• What you will do: Extract all lines from the data beneath that include the word "Iouis".

• Data in this exercise:

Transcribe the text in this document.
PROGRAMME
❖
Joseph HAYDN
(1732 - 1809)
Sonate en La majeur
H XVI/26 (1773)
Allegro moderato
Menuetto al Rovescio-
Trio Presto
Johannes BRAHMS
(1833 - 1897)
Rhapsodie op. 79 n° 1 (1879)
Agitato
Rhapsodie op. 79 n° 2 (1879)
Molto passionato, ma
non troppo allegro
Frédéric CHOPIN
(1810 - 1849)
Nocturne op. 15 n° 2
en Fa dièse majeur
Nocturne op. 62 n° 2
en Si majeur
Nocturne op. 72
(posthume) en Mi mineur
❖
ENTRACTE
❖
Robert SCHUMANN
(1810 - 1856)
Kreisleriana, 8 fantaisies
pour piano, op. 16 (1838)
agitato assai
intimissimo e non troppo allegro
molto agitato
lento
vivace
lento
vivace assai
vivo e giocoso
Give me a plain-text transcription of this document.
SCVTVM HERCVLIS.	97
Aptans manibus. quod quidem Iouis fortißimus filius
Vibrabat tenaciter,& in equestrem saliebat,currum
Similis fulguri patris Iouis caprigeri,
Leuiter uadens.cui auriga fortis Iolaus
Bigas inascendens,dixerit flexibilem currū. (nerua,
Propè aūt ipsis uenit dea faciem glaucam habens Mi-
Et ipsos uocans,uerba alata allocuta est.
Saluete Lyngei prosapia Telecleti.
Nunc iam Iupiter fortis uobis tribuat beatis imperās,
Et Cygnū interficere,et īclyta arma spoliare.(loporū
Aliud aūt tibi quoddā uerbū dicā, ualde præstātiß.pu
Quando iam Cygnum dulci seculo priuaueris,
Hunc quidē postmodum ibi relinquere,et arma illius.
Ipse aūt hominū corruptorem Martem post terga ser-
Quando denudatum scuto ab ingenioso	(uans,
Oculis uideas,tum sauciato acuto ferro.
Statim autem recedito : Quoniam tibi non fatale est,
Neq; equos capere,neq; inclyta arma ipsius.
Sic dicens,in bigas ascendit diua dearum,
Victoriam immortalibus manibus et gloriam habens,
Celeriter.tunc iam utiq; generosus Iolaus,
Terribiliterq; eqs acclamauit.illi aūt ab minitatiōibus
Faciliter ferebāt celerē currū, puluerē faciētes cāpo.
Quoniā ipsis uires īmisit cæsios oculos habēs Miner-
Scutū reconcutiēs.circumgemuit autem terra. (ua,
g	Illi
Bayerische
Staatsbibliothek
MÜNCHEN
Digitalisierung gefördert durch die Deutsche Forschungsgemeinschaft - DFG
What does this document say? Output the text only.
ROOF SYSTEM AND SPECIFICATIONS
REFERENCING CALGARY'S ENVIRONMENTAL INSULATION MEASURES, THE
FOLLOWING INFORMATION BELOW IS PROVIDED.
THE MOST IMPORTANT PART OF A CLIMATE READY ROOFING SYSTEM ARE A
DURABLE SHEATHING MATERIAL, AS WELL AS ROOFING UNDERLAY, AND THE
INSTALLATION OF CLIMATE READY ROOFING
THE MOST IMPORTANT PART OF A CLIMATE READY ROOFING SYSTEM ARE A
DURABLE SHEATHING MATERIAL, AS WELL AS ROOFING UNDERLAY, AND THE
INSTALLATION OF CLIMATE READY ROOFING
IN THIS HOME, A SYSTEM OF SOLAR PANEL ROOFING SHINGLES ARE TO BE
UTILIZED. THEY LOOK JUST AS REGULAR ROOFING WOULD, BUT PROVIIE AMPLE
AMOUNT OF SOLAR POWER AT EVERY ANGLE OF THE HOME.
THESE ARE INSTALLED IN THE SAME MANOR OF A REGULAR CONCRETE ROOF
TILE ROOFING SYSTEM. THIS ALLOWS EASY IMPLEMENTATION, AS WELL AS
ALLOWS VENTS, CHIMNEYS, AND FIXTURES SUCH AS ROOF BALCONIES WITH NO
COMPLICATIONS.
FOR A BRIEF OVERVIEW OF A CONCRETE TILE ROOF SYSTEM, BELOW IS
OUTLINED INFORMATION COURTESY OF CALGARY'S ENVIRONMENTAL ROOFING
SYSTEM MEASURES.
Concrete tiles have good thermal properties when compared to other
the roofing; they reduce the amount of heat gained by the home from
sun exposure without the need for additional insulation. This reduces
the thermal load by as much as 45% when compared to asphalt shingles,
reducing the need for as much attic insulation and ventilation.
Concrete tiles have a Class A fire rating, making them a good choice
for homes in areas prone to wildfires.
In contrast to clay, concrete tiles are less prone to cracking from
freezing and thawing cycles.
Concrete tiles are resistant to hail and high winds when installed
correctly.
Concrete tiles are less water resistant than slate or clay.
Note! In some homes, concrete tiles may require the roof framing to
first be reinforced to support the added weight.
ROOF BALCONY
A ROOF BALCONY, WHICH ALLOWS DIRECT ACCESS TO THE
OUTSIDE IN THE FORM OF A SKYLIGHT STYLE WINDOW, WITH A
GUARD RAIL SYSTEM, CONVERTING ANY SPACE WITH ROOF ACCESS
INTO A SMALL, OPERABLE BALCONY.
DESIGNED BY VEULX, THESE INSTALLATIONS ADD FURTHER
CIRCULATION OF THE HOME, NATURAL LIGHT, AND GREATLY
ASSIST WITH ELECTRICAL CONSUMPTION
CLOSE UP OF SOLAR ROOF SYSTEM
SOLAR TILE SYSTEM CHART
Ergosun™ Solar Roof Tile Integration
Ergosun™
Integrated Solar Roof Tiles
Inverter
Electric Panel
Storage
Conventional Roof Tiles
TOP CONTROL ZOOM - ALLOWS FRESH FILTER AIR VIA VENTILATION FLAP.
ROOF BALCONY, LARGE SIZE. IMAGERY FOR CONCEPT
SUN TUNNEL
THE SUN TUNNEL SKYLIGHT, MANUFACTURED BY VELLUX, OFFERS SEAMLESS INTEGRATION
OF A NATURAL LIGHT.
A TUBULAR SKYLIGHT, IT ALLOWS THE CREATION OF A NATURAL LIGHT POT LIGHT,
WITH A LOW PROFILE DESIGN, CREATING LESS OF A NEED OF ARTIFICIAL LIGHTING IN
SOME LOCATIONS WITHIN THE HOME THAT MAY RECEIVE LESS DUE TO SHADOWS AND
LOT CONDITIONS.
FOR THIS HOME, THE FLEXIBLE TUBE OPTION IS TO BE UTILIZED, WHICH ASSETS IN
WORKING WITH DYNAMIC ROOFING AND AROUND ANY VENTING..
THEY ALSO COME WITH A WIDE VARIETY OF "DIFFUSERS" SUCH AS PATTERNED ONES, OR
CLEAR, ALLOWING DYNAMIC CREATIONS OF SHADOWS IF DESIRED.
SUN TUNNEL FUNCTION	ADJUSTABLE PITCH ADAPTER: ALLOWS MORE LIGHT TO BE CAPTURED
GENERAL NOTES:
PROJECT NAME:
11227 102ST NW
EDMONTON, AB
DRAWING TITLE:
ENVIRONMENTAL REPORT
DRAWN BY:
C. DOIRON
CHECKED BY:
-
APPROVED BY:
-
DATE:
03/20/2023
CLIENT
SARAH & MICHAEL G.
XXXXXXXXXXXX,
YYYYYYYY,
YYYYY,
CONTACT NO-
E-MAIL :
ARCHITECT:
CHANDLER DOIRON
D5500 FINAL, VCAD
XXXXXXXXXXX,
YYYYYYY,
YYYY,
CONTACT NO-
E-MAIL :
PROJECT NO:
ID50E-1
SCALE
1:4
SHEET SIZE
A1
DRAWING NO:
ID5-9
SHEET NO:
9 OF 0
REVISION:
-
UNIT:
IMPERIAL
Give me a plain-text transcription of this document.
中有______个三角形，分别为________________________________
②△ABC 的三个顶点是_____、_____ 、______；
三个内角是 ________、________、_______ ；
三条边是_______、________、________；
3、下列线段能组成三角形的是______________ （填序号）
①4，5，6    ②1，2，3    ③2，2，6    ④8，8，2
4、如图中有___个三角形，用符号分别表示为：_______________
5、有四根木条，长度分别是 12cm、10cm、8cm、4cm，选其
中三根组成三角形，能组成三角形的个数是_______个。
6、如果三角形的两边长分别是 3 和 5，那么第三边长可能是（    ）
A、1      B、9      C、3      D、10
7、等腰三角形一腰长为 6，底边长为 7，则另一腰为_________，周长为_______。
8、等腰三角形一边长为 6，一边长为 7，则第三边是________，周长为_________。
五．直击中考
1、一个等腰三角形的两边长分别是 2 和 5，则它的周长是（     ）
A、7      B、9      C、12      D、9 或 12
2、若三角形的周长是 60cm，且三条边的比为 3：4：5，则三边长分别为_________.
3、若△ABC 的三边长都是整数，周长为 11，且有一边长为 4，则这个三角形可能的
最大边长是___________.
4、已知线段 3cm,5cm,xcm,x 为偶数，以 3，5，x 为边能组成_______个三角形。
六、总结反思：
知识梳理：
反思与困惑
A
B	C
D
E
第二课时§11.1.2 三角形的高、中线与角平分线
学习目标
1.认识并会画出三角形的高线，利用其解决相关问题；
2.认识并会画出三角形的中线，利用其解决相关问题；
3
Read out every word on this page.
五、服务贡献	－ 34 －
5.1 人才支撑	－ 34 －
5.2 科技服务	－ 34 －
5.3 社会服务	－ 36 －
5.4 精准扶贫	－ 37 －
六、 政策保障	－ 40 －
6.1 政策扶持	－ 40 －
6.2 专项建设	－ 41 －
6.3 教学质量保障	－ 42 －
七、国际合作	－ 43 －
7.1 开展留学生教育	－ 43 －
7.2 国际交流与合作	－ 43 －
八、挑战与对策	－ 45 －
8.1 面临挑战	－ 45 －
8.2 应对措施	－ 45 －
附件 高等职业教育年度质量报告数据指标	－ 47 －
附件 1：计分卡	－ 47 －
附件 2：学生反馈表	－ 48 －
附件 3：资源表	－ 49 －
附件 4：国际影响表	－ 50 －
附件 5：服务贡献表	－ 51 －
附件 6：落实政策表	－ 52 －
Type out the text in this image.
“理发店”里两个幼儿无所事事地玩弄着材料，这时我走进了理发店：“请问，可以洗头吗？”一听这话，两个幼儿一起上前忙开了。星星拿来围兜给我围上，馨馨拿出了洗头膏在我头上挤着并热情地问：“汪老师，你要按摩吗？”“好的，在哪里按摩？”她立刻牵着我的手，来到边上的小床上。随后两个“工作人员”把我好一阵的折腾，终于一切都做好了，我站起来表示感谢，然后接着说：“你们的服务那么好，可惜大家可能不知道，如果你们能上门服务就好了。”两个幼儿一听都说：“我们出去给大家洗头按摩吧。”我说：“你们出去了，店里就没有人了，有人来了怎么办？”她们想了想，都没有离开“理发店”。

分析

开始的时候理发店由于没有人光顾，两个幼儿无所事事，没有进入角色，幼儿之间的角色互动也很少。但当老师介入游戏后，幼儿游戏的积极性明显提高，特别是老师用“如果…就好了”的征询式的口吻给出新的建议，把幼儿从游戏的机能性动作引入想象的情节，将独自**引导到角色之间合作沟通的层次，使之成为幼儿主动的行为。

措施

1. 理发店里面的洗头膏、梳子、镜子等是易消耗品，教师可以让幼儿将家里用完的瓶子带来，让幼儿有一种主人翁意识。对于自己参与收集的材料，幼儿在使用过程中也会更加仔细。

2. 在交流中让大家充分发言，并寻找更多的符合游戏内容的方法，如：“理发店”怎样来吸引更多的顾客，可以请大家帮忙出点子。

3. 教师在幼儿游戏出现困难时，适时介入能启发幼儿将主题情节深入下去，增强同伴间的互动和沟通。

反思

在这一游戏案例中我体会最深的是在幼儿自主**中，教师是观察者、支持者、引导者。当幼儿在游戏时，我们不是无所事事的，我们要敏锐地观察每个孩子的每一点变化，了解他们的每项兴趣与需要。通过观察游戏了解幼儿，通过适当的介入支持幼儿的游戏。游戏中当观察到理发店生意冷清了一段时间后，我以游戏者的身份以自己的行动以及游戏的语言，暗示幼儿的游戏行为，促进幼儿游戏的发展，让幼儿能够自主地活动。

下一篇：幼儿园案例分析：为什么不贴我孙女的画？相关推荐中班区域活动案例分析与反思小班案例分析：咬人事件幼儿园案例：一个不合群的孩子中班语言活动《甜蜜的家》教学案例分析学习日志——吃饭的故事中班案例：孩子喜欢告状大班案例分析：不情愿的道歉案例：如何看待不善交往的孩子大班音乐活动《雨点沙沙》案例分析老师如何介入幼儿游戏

• Solved problem:
Aptans manibus. quod quidem Iouis fortißimus filius
Similis fulguri patris Iouis caprigeri,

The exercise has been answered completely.